WRITTEN PROBLEM.
Give only the number of lines that include the string "name".

**** MATERIAL PROVIDED

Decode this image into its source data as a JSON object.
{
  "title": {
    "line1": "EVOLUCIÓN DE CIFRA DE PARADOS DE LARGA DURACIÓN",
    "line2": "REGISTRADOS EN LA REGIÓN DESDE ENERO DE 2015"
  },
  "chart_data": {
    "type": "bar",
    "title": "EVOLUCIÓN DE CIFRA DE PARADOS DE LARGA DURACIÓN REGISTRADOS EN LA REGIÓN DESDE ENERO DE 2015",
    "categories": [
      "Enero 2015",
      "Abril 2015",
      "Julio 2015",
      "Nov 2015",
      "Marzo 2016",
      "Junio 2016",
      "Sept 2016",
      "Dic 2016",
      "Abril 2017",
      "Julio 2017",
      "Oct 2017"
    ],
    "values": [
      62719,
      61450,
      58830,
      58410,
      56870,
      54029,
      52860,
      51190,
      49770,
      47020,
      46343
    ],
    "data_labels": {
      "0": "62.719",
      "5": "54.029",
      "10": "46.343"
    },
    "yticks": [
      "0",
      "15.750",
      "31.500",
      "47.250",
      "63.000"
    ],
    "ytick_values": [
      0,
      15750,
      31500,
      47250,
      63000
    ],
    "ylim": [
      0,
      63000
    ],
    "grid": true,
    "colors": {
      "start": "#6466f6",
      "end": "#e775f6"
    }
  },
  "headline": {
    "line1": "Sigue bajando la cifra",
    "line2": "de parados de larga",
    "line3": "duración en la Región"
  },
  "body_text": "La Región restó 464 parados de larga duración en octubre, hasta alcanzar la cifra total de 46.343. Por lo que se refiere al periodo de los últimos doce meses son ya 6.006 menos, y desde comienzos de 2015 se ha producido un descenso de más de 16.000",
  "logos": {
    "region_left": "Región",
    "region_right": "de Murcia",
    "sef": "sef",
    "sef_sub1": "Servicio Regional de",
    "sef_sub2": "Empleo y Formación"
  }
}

********
**** MATERIAL PROVIDED

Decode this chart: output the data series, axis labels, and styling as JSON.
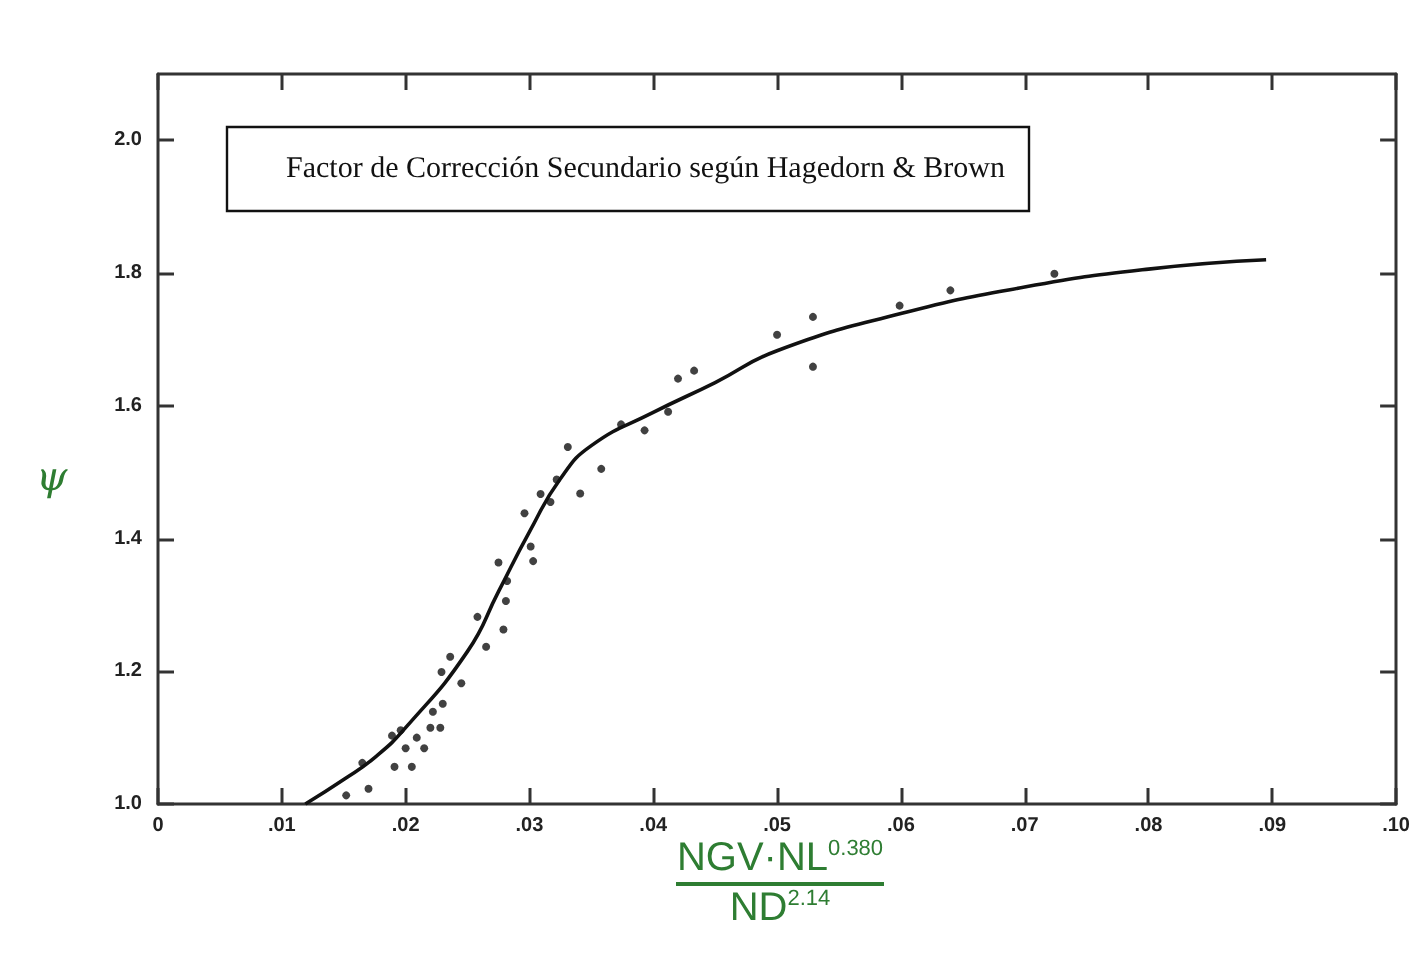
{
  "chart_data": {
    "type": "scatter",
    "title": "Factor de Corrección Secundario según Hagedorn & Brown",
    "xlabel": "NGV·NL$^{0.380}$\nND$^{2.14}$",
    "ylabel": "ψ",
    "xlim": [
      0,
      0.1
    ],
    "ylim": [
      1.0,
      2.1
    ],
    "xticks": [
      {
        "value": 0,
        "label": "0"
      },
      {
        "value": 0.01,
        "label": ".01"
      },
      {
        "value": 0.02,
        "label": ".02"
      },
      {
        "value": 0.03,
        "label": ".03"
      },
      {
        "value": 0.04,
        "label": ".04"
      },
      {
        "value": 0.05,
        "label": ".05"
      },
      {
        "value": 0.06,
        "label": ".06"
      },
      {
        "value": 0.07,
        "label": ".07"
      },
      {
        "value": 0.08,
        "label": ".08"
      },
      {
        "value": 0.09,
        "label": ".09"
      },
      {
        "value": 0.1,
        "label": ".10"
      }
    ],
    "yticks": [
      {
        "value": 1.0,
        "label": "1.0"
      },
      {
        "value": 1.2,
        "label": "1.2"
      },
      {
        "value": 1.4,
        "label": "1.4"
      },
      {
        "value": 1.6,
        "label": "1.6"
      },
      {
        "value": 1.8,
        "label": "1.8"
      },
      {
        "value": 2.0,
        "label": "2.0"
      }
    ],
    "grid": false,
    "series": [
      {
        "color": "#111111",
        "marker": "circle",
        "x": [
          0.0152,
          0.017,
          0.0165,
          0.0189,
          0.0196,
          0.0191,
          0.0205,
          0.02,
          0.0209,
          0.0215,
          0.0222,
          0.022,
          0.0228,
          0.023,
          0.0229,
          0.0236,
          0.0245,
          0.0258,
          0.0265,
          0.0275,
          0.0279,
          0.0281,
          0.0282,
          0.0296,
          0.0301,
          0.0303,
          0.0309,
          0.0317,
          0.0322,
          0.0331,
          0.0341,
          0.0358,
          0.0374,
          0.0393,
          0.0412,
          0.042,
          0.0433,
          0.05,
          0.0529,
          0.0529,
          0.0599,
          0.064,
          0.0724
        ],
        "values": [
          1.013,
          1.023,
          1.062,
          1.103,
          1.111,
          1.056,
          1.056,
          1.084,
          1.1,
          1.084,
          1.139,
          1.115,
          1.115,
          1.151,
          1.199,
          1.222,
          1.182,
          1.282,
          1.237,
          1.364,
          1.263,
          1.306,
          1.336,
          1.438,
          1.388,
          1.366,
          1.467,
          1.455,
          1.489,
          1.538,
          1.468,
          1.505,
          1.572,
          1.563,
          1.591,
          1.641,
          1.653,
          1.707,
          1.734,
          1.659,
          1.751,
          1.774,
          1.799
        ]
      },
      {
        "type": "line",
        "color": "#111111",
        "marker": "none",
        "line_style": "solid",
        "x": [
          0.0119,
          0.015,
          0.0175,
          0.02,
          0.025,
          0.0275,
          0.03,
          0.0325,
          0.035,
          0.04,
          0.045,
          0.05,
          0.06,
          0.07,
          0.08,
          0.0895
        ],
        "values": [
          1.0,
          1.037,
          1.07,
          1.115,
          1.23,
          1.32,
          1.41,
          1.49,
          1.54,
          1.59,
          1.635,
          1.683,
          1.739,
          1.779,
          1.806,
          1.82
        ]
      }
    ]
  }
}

********
**** MATERIAL PROVIDED

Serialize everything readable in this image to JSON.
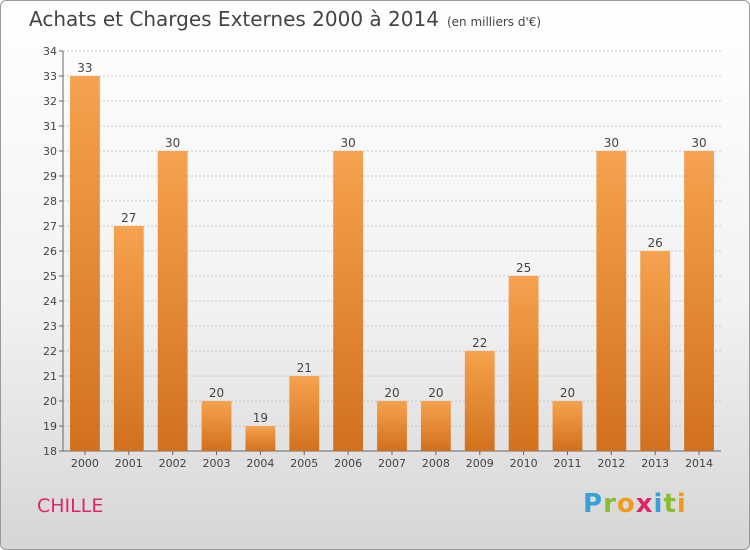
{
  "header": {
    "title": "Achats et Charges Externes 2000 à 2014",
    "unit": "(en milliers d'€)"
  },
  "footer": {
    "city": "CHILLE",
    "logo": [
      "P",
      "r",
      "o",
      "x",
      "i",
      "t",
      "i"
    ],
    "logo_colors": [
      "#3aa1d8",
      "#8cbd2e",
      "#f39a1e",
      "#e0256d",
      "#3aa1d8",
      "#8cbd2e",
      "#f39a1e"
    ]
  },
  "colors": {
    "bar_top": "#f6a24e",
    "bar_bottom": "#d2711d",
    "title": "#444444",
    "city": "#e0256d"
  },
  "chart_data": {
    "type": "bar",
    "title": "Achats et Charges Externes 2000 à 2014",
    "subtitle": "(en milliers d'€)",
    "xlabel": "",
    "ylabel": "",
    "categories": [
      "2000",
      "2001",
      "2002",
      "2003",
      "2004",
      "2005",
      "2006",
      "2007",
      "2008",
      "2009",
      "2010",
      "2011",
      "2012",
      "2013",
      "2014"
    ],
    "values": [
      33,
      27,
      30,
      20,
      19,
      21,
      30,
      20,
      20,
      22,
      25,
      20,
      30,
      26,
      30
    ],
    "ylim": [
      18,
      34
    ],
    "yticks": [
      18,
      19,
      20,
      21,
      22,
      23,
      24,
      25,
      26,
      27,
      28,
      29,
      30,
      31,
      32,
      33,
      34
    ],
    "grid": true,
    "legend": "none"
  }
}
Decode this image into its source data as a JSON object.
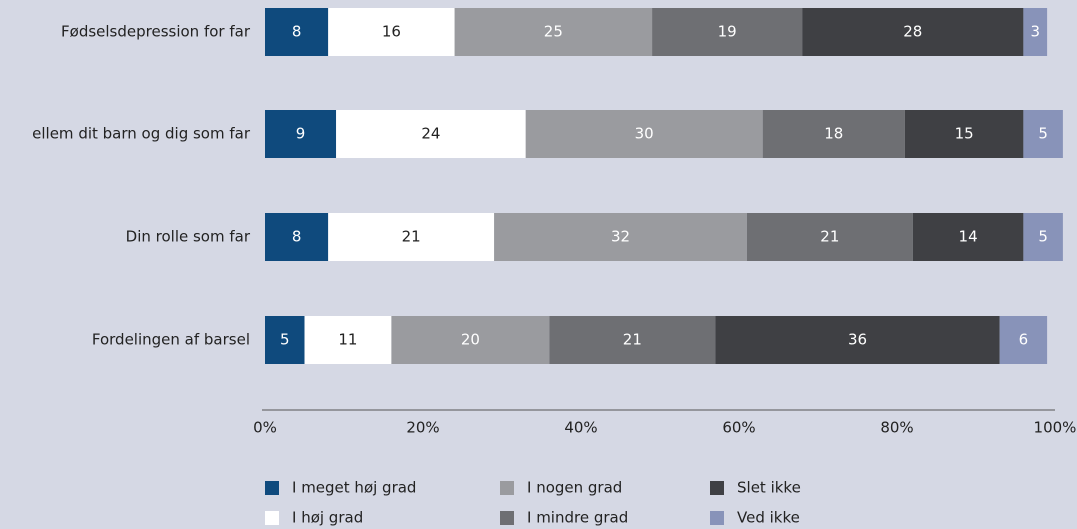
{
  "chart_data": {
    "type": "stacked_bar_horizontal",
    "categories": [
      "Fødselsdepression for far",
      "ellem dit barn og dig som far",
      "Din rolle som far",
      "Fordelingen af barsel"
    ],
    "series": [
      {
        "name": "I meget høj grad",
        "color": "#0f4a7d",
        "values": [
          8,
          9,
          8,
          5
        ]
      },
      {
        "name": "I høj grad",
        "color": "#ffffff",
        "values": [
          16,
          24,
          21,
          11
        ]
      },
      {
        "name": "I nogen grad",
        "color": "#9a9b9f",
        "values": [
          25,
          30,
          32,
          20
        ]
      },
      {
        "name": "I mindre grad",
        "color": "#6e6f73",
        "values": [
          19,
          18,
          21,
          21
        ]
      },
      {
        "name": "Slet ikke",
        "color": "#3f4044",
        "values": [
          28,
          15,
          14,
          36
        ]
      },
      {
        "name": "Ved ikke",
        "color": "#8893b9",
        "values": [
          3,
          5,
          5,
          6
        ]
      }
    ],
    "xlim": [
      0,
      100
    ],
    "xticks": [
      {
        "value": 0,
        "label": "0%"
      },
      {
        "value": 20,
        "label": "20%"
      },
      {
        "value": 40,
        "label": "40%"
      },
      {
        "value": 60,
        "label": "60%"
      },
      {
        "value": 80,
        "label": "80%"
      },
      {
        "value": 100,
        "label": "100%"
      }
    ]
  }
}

********

PROBLEM SOLUTION.
6